Records shown>
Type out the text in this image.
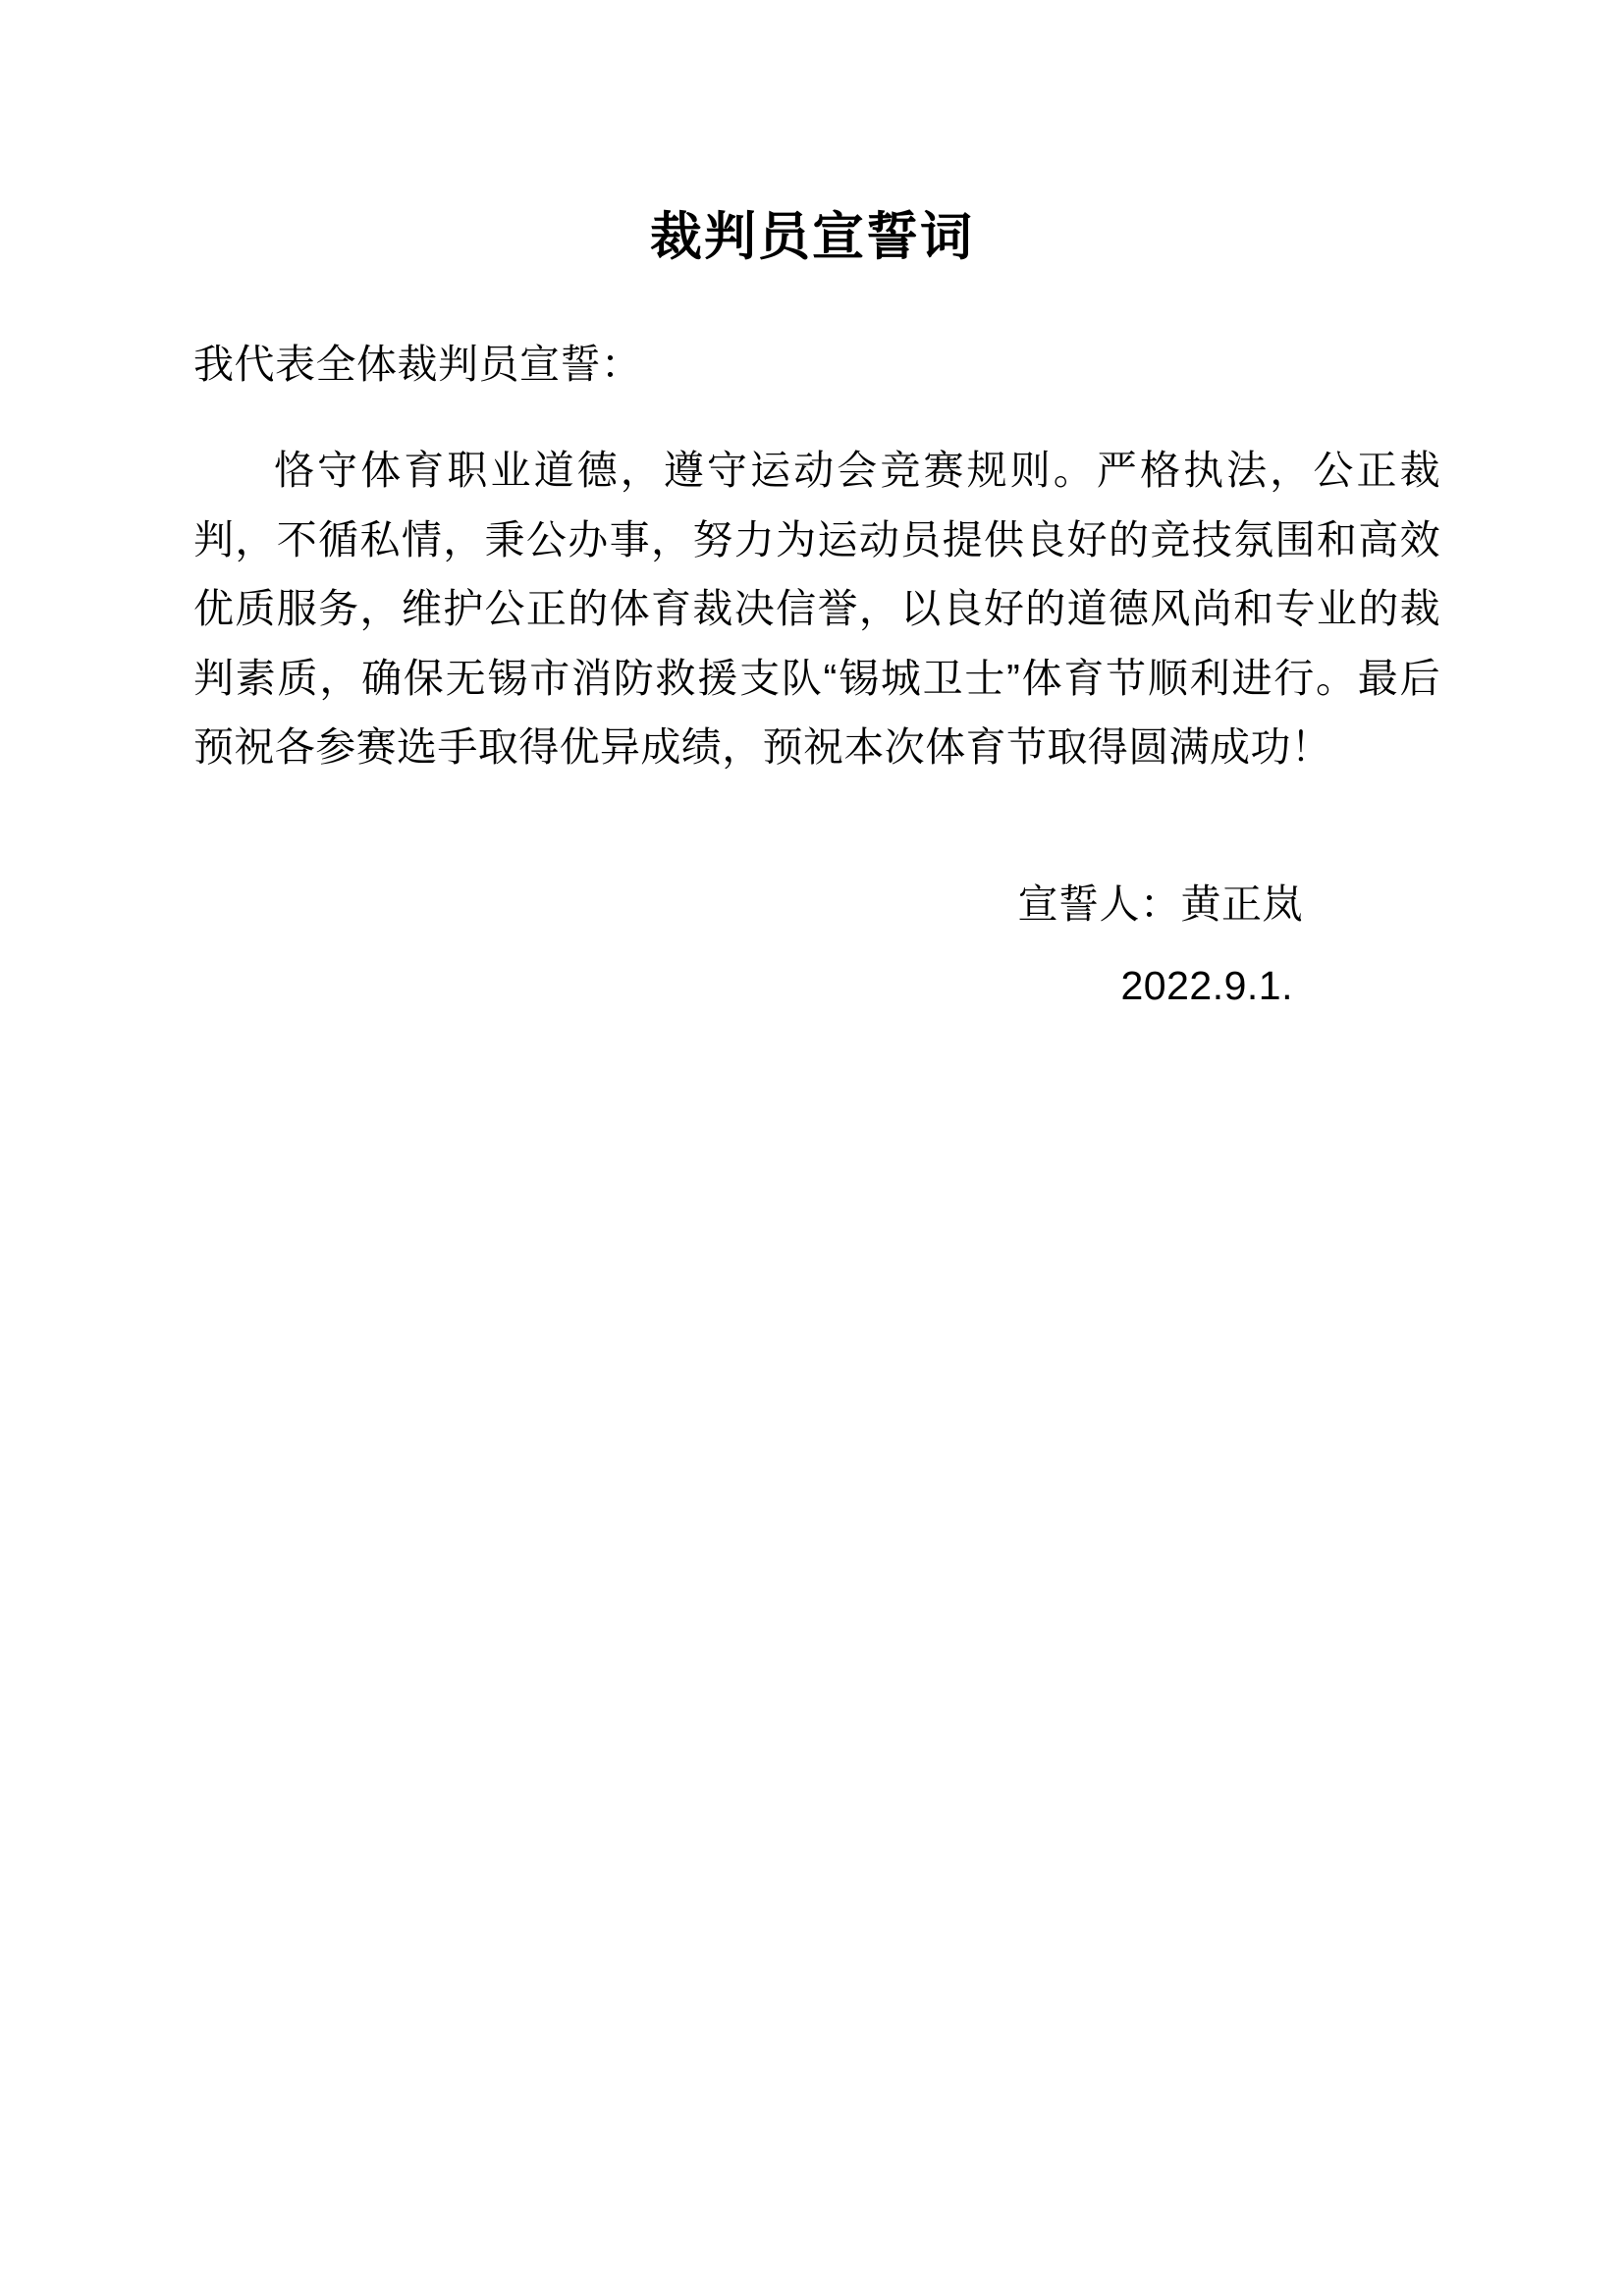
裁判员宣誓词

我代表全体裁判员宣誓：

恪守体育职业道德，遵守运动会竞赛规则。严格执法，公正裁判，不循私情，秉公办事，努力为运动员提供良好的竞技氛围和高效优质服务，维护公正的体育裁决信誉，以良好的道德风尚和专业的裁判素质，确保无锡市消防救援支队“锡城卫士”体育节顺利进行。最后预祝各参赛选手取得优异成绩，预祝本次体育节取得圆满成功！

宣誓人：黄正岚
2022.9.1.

Required work>
Reproduce every record word for word. The copy must contain no pictures.

Written response>
Type out the text in this image.
裁判员宣誓词

我代表全体裁判员宣誓：

恪守体育职业道德，遵守运动会竞赛规则。严格执法，公正裁判，不循私情，秉公办事，努力为运动员提供良好的竞技氛围和高效优质服务，维护公正的体育裁决信誉，以良好的道德风尚和专业的裁判素质，确保无锡市消防救援支队“锡城卫士”体育节顺利进行。最后预祝各参赛选手取得优异成绩，预祝本次体育节取得圆满成功！

宣誓人：黄正岚
2022.9.1.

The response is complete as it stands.